▶ Work instructions: Scan the material and copy every line in which "domain" appears.

>> start

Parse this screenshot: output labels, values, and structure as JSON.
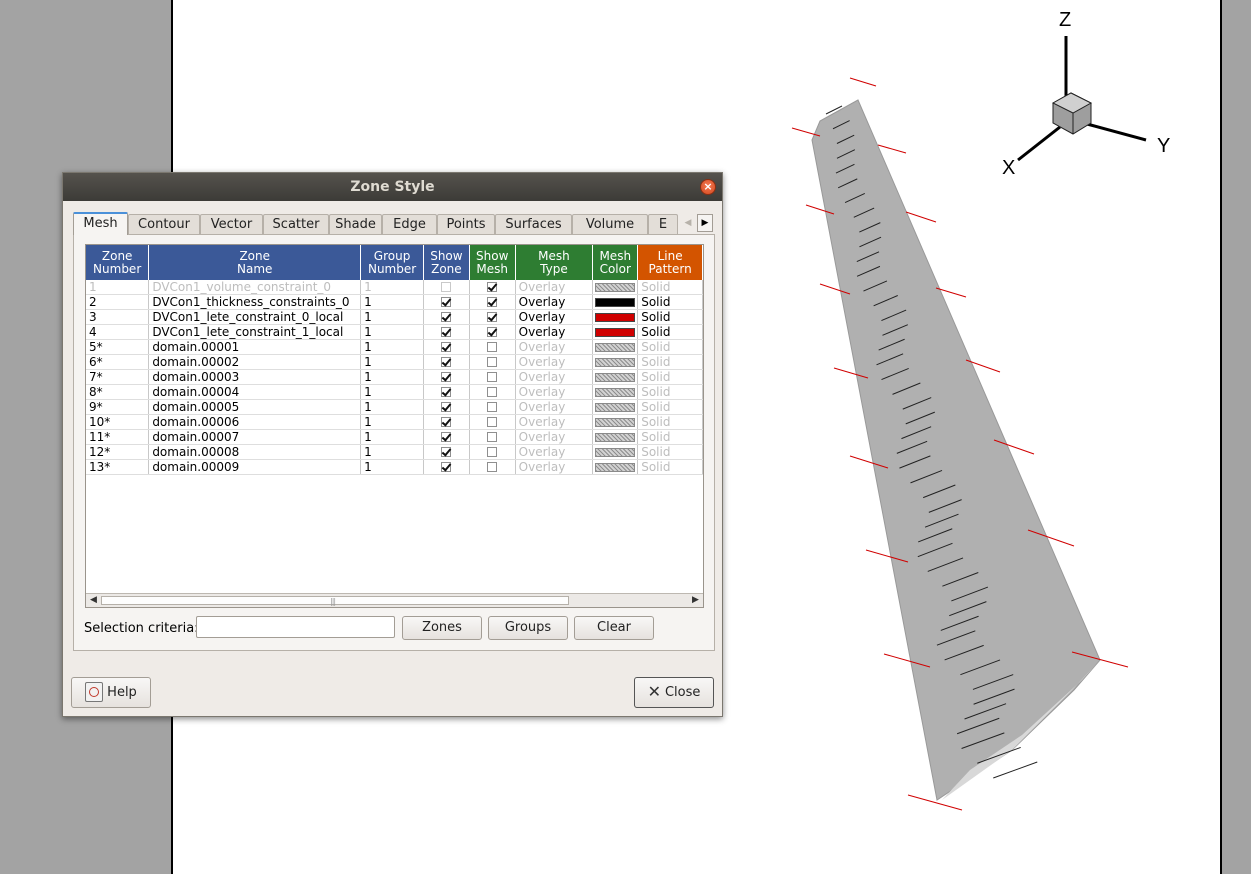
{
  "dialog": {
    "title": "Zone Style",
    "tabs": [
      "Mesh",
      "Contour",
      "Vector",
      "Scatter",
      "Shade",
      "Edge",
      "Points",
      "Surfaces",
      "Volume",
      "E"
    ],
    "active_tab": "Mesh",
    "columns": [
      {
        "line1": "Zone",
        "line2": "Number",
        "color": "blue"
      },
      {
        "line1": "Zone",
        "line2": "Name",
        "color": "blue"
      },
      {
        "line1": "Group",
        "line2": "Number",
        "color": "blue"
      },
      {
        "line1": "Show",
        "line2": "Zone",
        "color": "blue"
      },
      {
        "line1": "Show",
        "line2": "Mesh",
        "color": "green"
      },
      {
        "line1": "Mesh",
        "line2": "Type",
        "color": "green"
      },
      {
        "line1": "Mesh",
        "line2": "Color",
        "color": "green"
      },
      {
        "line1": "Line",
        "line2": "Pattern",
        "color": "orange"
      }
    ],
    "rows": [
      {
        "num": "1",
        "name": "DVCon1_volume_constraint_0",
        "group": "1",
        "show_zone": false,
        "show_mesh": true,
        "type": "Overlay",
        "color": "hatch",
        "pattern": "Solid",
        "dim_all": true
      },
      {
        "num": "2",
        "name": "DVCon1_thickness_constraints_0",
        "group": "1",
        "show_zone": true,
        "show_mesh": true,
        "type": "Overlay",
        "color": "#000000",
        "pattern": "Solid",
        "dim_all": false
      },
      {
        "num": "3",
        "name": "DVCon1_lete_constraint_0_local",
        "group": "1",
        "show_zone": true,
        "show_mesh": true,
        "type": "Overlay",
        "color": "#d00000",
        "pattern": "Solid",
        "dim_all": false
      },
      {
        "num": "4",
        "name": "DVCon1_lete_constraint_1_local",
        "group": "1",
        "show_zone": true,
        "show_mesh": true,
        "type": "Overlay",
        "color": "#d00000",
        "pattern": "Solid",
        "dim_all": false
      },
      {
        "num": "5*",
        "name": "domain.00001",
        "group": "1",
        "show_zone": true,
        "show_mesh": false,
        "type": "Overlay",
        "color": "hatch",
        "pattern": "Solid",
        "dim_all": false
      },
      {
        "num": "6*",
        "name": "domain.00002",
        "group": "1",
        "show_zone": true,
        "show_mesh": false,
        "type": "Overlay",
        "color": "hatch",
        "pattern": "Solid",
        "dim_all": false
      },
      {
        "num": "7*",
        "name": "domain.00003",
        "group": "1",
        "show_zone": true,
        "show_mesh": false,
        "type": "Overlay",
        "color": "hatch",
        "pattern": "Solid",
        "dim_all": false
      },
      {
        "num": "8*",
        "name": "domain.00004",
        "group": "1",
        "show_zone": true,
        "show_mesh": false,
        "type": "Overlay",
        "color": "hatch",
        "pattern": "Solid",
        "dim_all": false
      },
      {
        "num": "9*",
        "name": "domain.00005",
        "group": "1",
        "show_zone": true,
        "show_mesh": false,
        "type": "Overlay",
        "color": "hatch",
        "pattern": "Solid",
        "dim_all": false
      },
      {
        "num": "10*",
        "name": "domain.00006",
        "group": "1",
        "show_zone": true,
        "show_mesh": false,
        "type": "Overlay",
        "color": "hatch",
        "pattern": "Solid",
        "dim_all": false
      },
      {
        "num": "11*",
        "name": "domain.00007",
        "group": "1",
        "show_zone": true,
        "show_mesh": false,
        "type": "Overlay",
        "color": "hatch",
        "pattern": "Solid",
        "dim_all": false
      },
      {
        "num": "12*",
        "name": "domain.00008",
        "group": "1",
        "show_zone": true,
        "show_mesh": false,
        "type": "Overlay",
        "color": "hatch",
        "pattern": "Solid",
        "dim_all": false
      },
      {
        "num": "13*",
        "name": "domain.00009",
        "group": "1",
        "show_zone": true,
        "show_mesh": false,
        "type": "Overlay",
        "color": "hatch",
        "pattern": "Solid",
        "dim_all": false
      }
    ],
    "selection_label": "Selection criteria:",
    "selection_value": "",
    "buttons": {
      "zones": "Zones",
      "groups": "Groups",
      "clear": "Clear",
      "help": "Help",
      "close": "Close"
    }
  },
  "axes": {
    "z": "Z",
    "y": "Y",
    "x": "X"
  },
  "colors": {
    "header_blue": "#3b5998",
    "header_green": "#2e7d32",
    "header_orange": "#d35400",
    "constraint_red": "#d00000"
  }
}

>> end
>> start

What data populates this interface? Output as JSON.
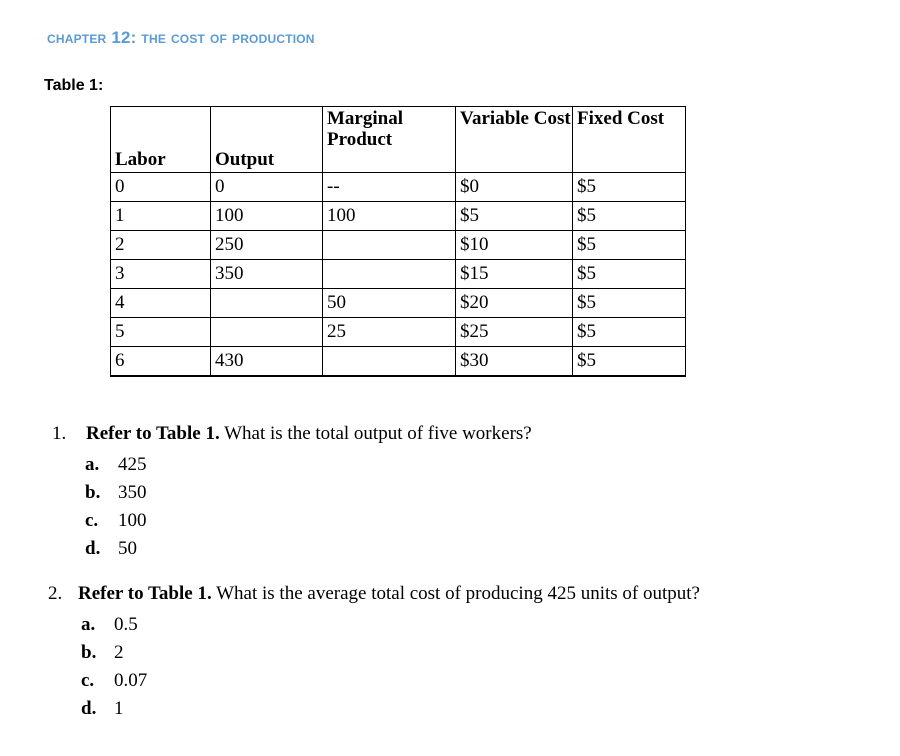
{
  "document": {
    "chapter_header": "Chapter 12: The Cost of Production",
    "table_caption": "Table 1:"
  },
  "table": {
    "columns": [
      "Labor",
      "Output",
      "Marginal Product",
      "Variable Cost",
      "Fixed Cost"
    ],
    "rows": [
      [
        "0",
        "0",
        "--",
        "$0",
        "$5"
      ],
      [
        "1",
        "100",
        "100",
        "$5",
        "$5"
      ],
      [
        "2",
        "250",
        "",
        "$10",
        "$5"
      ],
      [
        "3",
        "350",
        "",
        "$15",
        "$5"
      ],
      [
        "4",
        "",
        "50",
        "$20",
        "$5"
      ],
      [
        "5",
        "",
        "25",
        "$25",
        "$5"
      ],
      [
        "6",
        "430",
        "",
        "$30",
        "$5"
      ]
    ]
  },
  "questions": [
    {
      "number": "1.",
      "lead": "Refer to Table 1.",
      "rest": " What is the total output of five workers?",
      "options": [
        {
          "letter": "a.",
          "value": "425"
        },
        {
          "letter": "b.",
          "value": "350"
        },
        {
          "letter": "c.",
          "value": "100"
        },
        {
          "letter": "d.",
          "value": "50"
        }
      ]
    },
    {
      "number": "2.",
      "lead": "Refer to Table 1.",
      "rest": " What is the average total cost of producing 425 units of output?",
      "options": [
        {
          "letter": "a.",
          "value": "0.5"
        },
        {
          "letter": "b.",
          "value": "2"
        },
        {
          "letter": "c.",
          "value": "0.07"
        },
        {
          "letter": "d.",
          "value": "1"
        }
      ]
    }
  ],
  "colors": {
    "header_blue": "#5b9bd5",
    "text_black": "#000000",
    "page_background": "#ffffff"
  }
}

>> end

▶ Exercise answer:
        "name": "domain.00001",
        "name": "domain.00002",
        "name": "domain.00003",
        "name": "domain.00004",
        "name": "domain.00005",
        "name": "domain.00006",
        "name": "domain.00007",
        "name": "domain.00008",
        "name": "domain.00009",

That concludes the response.